What you have to do
Write out the whole listing again, exactly.
>>
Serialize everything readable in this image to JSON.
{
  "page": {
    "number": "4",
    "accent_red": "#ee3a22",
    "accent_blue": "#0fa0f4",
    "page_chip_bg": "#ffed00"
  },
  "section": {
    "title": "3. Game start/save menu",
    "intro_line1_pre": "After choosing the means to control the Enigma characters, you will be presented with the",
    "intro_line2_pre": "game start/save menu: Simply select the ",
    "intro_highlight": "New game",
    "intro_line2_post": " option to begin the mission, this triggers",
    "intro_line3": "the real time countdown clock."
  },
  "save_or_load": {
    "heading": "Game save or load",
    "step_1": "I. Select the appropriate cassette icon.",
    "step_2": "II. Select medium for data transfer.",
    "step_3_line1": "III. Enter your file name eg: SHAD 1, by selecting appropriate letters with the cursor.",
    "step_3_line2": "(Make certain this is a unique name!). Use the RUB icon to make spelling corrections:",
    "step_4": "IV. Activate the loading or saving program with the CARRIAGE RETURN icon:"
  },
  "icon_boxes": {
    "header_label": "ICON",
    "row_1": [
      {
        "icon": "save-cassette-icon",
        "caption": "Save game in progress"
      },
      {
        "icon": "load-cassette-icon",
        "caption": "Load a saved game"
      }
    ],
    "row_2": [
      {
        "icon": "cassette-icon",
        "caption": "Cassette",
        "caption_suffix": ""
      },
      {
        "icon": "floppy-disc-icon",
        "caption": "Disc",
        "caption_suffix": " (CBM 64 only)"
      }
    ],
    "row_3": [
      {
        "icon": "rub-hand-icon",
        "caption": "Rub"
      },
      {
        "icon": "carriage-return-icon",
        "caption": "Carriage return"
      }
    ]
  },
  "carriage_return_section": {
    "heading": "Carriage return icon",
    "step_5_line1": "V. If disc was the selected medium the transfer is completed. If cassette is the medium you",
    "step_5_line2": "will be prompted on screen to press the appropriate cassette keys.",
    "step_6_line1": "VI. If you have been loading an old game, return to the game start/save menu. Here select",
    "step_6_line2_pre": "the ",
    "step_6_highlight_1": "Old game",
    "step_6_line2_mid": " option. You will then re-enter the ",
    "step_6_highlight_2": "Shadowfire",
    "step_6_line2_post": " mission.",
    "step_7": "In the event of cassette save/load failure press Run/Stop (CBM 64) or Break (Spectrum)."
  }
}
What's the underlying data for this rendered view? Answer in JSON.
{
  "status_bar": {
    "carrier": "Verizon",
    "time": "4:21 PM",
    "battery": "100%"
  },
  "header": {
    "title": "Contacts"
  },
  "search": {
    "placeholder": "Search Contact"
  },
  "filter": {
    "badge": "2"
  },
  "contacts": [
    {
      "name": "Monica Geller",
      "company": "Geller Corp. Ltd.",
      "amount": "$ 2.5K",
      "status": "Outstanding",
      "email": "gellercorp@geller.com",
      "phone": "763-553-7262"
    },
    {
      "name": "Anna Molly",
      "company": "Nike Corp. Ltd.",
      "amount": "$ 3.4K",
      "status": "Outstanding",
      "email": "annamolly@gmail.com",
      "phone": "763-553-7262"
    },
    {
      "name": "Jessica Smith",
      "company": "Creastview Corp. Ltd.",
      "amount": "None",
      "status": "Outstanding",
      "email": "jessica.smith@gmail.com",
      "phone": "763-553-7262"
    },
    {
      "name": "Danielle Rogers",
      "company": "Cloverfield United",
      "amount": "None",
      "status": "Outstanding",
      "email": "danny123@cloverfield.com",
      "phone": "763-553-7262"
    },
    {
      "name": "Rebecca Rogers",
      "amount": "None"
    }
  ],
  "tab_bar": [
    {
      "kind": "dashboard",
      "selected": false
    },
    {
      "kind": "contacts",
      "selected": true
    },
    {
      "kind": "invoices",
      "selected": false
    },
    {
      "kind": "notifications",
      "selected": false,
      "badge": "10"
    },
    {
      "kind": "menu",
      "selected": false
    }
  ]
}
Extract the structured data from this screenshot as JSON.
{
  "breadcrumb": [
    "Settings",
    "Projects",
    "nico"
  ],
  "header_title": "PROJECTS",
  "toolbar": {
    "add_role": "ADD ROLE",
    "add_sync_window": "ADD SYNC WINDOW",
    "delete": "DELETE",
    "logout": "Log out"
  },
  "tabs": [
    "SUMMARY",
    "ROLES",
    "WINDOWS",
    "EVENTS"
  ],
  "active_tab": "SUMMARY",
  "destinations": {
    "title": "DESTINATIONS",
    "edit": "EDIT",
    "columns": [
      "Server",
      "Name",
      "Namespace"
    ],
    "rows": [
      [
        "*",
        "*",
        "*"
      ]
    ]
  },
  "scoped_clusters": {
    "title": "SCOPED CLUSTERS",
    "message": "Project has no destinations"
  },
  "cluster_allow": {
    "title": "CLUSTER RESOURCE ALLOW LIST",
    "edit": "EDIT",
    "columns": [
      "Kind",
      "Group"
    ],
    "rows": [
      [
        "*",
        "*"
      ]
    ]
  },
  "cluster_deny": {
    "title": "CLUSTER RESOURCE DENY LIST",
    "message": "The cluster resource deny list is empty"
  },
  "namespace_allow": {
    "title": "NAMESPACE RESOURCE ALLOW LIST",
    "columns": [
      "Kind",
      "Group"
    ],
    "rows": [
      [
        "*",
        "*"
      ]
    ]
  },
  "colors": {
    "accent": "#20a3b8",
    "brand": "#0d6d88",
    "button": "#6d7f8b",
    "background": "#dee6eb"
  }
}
<<
Finished answer
Serialize everything readable in this image to JSON.
{
  "page": {
    "number": "4",
    "accent_red": "#ee3a22",
    "accent_blue": "#0fa0f4",
    "page_chip_bg": "#ffed00"
  },
  "section": {
    "title": "3. Game start/save menu",
    "intro_line1_pre": "After choosing the means to control the Enigma characters, you will be presented with the",
    "intro_line2_pre": "game start/save menu: Simply select the ",
    "intro_highlight": "New game",
    "intro_line2_post": " option to begin the mission, this triggers",
    "intro_line3": "the real time countdown clock."
  },
  "save_or_load": {
    "heading": "Game save or load",
    "step_1": "I. Select the appropriate cassette icon.",
    "step_2": "II. Select medium for data transfer.",
    "step_3_line1": "III. Enter your file name eg: SHAD 1, by selecting appropriate letters with the cursor.",
    "step_3_line2": "(Make certain this is a unique name!). Use the RUB icon to make spelling corrections:",
    "step_4": "IV. Activate the loading or saving program with the CARRIAGE RETURN icon:"
  },
  "icon_boxes": {
    "header_label": "ICON",
    "row_1": [
      {
        "icon": "save-cassette-icon",
        "caption": "Save game in progress"
      },
      {
        "icon": "load-cassette-icon",
        "caption": "Load a saved game"
      }
    ],
    "row_2": [
      {
        "icon": "cassette-icon",
        "caption": "Cassette",
        "caption_suffix": ""
      },
      {
        "icon": "floppy-disc-icon",
        "caption": "Disc",
        "caption_suffix": " (CBM 64 only)"
      }
    ],
    "row_3": [
      {
        "icon": "rub-hand-icon",
        "caption": "Rub"
      },
      {
        "icon": "carriage-return-icon",
        "caption": "Carriage return"
      }
    ]
  },
  "carriage_return_section": {
    "heading": "Carriage return icon",
    "step_5_line1": "V. If disc was the selected medium the transfer is completed. If cassette is the medium you",
    "step_5_line2": "will be prompted on screen to press the appropriate cassette keys.",
    "step_6_line1": "VI. If you have been loading an old game, return to the game start/save menu. Here select",
    "step_6_line2_pre": "the ",
    "step_6_highlight_1": "Old game",
    "step_6_line2_mid": " option. You will then re-enter the ",
    "step_6_highlight_2": "Shadowfire",
    "step_6_line2_post": " mission.",
    "step_7": "In the event of cassette save/load failure press Run/Stop (CBM 64) or Break (Spectrum)."
  }
}
What's the underlying data for this rendered view? Answer in JSON.
{
  "status_bar": {
    "carrier": "Verizon",
    "time": "4:21 PM",
    "battery": "100%"
  },
  "header": {
    "title": "Contacts"
  },
  "search": {
    "placeholder": "Search Contact"
  },
  "filter": {
    "badge": "2"
  },
  "contacts": [
    {
      "name": "Monica Geller",
      "company": "Geller Corp. Ltd.",
      "amount": "$ 2.5K",
      "status": "Outstanding",
      "email": "gellercorp@geller.com",
      "phone": "763-553-7262"
    },
    {
      "name": "Anna Molly",
      "company": "Nike Corp. Ltd.",
      "amount": "$ 3.4K",
      "status": "Outstanding",
      "email": "annamolly@gmail.com",
      "phone": "763-553-7262"
    },
    {
      "name": "Jessica Smith",
      "company": "Creastview Corp. Ltd.",
      "amount": "None",
      "status": "Outstanding",
      "email": "jessica.smith@gmail.com",
      "phone": "763-553-7262"
    },
    {
      "name": "Danielle Rogers",
      "company": "Cloverfield United",
      "amount": "None",
      "status": "Outstanding",
      "email": "danny123@cloverfield.com",
      "phone": "763-553-7262"
    },
    {
      "name": "Rebecca Rogers",
      "amount": "None"
    }
  ],
  "tab_bar": [
    {
      "kind": "dashboard",
      "selected": false
    },
    {
      "kind": "contacts",
      "selected": true
    },
    {
      "kind": "invoices",
      "selected": false
    },
    {
      "kind": "notifications",
      "selected": false,
      "badge": "10"
    },
    {
      "kind": "menu",
      "selected": false
    }
  ]
}
Extract the structured data from this screenshot as JSON.
{
  "breadcrumb": [
    "Settings",
    "Projects",
    "nico"
  ],
  "header_title": "PROJECTS",
  "toolbar": {
    "add_role": "ADD ROLE",
    "add_sync_window": "ADD SYNC WINDOW",
    "delete": "DELETE",
    "logout": "Log out"
  },
  "tabs": [
    "SUMMARY",
    "ROLES",
    "WINDOWS",
    "EVENTS"
  ],
  "active_tab": "SUMMARY",
  "destinations": {
    "title": "DESTINATIONS",
    "edit": "EDIT",
    "columns": [
      "Server",
      "Name",
      "Namespace"
    ],
    "rows": [
      [
        "*",
        "*",
        "*"
      ]
    ]
  },
  "scoped_clusters": {
    "title": "SCOPED CLUSTERS",
    "message": "Project has no destinations"
  },
  "cluster_allow": {
    "title": "CLUSTER RESOURCE ALLOW LIST",
    "edit": "EDIT",
    "columns": [
      "Kind",
      "Group"
    ],
    "rows": [
      [
        "*",
        "*"
      ]
    ]
  },
  "cluster_deny": {
    "title": "CLUSTER RESOURCE DENY LIST",
    "message": "The cluster resource deny list is empty"
  },
  "namespace_allow": {
    "title": "NAMESPACE RESOURCE ALLOW LIST",
    "columns": [
      "Kind",
      "Group"
    ],
    "rows": [
      [
        "*",
        "*"
      ]
    ]
  },
  "colors": {
    "accent": "#20a3b8",
    "brand": "#0d6d88",
    "button": "#6d7f8b",
    "background": "#dee6eb"
  }
}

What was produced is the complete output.